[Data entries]
◆ ◆ ◆ ◆ ◆ ◆ ◆

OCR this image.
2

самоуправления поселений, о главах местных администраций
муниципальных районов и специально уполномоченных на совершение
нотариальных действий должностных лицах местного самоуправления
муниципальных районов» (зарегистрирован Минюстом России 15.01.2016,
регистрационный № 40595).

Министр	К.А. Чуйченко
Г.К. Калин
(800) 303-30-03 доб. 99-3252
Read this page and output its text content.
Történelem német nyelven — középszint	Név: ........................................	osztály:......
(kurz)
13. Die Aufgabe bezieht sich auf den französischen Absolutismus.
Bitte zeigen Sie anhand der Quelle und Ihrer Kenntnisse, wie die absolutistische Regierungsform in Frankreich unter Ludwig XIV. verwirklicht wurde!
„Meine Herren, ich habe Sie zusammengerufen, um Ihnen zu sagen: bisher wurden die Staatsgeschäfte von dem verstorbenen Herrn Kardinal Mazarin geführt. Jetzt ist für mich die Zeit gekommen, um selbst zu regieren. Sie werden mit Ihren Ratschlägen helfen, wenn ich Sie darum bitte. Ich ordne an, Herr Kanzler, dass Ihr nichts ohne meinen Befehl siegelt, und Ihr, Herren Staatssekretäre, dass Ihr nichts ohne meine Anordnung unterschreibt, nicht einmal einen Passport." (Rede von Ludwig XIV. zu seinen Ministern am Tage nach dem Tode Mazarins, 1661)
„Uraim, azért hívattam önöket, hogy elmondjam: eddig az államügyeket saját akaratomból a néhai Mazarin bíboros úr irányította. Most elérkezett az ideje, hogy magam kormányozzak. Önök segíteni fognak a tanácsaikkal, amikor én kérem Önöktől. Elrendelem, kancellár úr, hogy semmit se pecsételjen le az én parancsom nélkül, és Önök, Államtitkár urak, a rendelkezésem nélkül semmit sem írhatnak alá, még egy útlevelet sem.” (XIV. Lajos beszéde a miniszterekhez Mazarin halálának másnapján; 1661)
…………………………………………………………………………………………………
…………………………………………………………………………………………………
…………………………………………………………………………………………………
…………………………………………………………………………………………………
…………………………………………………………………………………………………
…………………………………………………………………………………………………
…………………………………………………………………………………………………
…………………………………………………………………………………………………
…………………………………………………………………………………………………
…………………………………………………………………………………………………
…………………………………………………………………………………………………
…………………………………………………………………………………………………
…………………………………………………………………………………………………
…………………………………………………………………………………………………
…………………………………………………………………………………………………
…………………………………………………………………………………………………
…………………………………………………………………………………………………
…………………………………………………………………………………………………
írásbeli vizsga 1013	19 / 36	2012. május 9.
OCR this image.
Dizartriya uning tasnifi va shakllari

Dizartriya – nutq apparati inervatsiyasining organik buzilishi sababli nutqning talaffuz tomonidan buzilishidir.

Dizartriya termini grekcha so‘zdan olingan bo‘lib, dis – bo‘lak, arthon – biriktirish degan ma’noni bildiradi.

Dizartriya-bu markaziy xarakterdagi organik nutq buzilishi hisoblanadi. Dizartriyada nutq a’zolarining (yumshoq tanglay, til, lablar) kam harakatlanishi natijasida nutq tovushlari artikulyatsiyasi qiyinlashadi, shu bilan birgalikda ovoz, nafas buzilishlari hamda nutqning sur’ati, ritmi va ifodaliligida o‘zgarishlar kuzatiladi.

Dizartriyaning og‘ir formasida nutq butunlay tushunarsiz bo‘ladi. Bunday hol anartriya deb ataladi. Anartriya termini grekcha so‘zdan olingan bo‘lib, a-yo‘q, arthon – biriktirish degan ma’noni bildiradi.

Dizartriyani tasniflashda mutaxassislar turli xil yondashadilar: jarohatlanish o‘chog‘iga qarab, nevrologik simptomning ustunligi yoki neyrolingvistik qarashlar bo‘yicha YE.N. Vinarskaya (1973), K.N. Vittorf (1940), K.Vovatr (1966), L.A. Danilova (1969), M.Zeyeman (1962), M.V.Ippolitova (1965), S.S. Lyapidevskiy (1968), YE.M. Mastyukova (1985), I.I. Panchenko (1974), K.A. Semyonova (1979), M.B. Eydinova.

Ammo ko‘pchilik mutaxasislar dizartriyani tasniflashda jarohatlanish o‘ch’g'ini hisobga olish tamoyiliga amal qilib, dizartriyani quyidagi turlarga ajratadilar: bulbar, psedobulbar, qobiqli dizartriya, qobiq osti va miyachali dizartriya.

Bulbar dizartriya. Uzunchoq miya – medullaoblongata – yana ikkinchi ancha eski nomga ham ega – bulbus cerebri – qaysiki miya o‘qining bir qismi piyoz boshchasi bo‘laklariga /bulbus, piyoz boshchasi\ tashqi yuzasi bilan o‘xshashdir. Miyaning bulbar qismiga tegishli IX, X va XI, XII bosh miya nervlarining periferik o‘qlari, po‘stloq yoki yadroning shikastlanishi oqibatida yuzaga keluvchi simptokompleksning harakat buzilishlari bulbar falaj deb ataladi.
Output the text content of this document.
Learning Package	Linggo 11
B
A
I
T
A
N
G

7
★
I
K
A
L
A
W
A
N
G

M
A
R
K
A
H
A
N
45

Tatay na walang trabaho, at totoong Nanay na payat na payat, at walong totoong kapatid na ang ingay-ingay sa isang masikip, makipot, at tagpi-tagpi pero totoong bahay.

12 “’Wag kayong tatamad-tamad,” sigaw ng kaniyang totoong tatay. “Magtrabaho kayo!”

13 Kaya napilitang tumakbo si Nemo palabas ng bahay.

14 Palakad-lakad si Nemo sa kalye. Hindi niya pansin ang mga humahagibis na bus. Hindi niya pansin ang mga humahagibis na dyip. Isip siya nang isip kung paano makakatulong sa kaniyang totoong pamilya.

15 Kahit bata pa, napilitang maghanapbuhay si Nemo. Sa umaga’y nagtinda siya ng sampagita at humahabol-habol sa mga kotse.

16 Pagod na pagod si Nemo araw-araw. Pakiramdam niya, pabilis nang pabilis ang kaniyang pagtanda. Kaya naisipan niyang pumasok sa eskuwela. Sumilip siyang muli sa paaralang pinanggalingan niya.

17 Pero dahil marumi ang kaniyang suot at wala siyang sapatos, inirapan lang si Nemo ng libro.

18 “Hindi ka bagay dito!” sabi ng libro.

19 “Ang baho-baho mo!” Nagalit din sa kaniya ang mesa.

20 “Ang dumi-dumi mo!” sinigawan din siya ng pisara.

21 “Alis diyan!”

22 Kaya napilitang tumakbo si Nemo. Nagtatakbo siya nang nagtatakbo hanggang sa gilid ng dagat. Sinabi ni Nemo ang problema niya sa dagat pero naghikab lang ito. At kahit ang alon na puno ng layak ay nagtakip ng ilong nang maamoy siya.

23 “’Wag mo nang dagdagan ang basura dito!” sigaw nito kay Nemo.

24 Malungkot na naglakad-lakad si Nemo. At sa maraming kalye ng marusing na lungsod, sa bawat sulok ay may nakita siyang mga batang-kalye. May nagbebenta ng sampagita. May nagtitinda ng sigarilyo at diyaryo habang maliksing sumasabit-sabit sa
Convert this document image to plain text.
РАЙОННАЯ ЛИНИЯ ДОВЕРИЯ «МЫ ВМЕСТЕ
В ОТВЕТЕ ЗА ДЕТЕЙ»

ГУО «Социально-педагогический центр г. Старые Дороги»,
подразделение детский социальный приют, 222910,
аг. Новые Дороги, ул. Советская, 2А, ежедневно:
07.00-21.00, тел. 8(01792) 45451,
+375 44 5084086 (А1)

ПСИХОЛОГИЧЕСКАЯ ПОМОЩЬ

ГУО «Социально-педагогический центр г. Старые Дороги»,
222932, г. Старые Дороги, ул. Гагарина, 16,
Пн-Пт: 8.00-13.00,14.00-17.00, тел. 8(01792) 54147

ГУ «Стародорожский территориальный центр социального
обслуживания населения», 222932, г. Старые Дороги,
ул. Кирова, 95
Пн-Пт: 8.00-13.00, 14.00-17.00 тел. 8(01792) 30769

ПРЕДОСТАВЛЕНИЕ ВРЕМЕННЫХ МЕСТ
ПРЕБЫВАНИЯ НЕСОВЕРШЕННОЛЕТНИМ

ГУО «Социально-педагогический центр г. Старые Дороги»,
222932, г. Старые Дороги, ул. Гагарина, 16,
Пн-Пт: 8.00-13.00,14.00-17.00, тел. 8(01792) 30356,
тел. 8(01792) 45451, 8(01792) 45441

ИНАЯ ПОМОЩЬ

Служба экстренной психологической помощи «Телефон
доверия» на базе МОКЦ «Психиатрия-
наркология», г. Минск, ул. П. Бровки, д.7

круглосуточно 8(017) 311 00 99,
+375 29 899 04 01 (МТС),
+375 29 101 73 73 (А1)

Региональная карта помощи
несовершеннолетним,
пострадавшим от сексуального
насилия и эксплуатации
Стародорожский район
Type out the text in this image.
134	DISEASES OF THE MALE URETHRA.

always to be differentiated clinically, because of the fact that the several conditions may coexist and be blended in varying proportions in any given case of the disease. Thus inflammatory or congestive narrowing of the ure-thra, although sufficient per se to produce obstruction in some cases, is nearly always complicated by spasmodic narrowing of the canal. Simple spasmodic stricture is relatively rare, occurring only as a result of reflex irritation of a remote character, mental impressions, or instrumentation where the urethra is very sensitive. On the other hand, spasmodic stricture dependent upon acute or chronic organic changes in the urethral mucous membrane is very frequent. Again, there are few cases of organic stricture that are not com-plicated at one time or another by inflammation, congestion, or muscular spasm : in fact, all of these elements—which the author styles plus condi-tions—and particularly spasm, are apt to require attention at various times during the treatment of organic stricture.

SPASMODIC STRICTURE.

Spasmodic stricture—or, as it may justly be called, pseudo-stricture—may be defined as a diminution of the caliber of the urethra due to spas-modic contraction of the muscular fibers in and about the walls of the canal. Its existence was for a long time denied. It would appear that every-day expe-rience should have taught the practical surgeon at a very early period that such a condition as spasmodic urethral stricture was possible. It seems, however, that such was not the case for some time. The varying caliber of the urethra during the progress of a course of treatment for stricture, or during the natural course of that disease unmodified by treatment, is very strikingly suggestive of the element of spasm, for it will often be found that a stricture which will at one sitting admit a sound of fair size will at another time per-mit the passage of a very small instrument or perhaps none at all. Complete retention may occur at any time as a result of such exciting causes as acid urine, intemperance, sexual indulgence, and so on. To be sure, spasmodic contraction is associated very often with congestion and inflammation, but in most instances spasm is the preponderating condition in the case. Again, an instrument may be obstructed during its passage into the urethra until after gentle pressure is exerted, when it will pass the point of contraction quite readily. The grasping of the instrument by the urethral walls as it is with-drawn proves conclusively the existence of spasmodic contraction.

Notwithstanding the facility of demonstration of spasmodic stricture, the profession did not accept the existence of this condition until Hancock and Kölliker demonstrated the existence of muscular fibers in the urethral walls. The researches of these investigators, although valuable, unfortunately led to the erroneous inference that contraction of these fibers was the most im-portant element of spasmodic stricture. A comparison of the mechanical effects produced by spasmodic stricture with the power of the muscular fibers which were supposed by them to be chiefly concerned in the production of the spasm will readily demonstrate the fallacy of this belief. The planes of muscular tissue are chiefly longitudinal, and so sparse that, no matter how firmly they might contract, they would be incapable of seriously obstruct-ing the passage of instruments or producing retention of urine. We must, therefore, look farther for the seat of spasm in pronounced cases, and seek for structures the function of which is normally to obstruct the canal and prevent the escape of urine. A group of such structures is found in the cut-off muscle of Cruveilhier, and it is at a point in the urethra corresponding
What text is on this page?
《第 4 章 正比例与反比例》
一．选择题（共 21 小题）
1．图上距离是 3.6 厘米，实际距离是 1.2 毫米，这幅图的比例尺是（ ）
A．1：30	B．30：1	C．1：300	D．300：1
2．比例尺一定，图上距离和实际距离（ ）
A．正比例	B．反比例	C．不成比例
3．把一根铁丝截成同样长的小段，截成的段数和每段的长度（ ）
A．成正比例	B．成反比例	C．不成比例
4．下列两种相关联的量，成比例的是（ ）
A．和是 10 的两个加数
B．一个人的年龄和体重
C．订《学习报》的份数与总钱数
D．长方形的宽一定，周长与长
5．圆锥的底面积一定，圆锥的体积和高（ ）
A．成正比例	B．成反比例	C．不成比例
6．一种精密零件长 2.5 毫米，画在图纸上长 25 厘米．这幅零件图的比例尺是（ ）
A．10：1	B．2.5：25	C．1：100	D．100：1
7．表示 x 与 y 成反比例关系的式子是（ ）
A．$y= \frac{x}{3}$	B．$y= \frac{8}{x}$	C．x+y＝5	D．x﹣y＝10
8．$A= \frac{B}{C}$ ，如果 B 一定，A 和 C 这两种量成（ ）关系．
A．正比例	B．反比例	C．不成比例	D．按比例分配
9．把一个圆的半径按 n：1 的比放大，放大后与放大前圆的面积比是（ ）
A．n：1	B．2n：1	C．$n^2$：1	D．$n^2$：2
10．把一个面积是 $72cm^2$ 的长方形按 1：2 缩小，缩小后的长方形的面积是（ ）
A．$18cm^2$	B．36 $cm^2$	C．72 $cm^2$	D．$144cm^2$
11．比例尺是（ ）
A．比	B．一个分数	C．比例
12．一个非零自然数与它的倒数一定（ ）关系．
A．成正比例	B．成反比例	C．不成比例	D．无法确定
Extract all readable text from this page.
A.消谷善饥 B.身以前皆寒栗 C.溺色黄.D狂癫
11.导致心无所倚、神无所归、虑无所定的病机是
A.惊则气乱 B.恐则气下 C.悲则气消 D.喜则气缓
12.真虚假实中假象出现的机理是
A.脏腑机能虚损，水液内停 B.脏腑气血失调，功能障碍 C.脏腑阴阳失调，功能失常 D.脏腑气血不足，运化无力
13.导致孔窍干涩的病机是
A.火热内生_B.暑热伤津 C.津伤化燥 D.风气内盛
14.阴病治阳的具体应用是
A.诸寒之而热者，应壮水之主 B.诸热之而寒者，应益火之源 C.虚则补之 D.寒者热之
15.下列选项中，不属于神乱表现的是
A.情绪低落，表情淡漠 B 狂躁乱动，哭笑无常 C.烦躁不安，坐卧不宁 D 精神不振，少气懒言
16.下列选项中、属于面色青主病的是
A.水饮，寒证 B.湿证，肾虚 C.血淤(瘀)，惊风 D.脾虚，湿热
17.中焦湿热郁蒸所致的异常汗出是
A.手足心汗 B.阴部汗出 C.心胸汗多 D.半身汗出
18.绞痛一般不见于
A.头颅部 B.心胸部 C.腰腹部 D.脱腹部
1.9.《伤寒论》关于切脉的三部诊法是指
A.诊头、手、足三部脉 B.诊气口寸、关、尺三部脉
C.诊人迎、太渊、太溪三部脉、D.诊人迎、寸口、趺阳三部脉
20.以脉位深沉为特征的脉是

◆ ◆ ◆ ◆ ◆ ◆ ◆

Pull every line containing the word "noni" out of the material and copy it.

**The output**
Dizartriya termini grekcha so‘zdan olingan bo‘lib, dis – bo‘lak, arthon – biriktirish degan ma’noni bildiradi.
Dizartriyaning og‘ir formasida nutq butunlay tushunarsiz bo‘ladi. Bunday hol anartriya deb ataladi. Anartriya termini grekcha so‘zdan olingan bo‘lib, a-yo‘q, arthon – biriktirish degan ma’noni bildiradi.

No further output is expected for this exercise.